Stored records
----

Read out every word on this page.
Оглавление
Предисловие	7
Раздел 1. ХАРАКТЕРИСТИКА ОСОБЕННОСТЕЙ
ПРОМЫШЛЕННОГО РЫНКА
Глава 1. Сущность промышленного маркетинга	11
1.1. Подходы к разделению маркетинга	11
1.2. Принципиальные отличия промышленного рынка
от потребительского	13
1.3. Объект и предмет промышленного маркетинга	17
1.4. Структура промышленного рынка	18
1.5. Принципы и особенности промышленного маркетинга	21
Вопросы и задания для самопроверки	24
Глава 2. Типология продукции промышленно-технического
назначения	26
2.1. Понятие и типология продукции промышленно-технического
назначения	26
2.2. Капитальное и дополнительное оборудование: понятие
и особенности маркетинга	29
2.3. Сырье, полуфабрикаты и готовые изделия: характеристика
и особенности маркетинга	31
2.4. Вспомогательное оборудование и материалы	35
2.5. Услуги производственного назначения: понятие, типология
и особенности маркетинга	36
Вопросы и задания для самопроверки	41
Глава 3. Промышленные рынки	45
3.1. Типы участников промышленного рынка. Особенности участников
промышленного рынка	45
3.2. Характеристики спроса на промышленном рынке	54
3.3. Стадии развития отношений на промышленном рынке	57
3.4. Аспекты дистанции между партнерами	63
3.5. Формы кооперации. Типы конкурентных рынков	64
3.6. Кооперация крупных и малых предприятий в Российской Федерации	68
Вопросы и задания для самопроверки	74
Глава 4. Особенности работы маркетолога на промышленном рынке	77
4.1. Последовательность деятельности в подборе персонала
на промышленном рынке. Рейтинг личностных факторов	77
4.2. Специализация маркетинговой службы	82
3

----

▸ Task statement: Tally the lines of the material above that contain the word "рынке" and report the total alone.

▸ Answer below: 4